» **What the task requires**
Reproduce all of the data word for word.

*****

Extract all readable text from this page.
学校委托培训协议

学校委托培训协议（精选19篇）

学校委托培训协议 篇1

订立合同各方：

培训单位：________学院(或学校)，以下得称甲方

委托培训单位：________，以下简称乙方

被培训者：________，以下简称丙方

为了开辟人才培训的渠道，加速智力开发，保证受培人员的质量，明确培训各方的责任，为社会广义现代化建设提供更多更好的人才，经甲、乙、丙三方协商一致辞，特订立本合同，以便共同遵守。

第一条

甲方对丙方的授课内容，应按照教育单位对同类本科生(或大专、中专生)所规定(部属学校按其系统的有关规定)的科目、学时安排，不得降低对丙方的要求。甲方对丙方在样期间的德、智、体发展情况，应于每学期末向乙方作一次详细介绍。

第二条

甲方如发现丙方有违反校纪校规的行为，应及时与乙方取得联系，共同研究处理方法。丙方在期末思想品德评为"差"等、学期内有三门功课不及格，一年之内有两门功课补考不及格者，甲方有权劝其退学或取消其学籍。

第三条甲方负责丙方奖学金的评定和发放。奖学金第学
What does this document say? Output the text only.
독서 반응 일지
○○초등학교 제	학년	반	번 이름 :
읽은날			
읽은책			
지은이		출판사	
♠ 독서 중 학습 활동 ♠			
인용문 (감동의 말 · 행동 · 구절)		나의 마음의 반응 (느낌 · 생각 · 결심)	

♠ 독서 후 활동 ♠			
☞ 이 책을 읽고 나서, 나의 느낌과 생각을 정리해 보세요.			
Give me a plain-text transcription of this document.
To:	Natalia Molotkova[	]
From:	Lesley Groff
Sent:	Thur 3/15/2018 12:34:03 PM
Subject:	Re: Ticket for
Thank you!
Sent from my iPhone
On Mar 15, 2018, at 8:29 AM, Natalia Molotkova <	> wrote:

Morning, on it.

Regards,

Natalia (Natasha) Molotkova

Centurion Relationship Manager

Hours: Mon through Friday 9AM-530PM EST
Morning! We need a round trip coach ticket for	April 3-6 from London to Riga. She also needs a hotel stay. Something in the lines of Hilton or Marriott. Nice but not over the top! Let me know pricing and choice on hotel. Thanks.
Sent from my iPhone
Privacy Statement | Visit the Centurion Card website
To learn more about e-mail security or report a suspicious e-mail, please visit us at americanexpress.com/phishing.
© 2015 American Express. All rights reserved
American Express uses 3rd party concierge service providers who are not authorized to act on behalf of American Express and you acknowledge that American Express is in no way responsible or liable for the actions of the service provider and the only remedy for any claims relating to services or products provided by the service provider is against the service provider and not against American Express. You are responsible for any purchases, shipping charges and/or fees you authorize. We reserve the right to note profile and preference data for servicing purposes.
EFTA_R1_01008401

*****

» **Answer for the task**
Extract all readable text from this page.
学校委托培训协议

学校委托培训协议（精选19篇）

学校委托培训协议 篇1

订立合同各方：

培训单位：________学院(或学校)，以下得称甲方

委托培训单位：________，以下简称乙方

被培训者：________，以下简称丙方

为了开辟人才培训的渠道，加速智力开发，保证受培人员的质量，明确培训各方的责任，为社会广义现代化建设提供更多更好的人才，经甲、乙、丙三方协商一致辞，特订立本合同，以便共同遵守。

第一条

甲方对丙方的授课内容，应按照教育单位对同类本科生(或大专、中专生)所规定(部属学校按其系统的有关规定)的科目、学时安排，不得降低对丙方的要求。甲方对丙方在样期间的德、智、体发展情况，应于每学期末向乙方作一次详细介绍。

第二条

甲方如发现丙方有违反校纪校规的行为，应及时与乙方取得联系，共同研究处理方法。丙方在期末思想品德评为"差"等、学期内有三门功课不及格，一年之内有两门功课补考不及格者，甲方有权劝其退学或取消其学籍。

第三条甲方负责丙方奖学金的评定和发放。奖学金第学
What does this document say? Output the text only.
독서 반응 일지
○○초등학교 제	학년	반	번 이름 :
읽은날			
읽은책			
지은이		출판사	
♠ 독서 중 학습 활동 ♠			
인용문 (감동의 말 · 행동 · 구절)		나의 마음의 반응 (느낌 · 생각 · 결심)	

♠ 독서 후 활동 ♠			
☞ 이 책을 읽고 나서, 나의 느낌과 생각을 정리해 보세요.			
Give me a plain-text transcription of this document.
To:	Natalia Molotkova[	]
From:	Lesley Groff
Sent:	Thur 3/15/2018 12:34:03 PM
Subject:	Re: Ticket for
Thank you!
Sent from my iPhone
On Mar 15, 2018, at 8:29 AM, Natalia Molotkova <	> wrote:

Morning, on it.

Regards,

Natalia (Natasha) Molotkova

Centurion Relationship Manager

Hours: Mon through Friday 9AM-530PM EST
Morning! We need a round trip coach ticket for	April 3-6 from London to Riga. She also needs a hotel stay. Something in the lines of Hilton or Marriott. Nice but not over the top! Let me know pricing and choice on hotel. Thanks.
Sent from my iPhone
Privacy Statement | Visit the Centurion Card website
To learn more about e-mail security or report a suspicious e-mail, please visit us at americanexpress.com/phishing.
© 2015 American Express. All rights reserved
American Express uses 3rd party concierge service providers who are not authorized to act on behalf of American Express and you acknowledge that American Express is in no way responsible or liable for the actions of the service provider and the only remedy for any claims relating to services or products provided by the service provider is against the service provider and not against American Express. You are responsible for any purchases, shipping charges and/or fees you authorize. We reserve the right to note profile and preference data for servicing purposes.
EFTA_R1_01008401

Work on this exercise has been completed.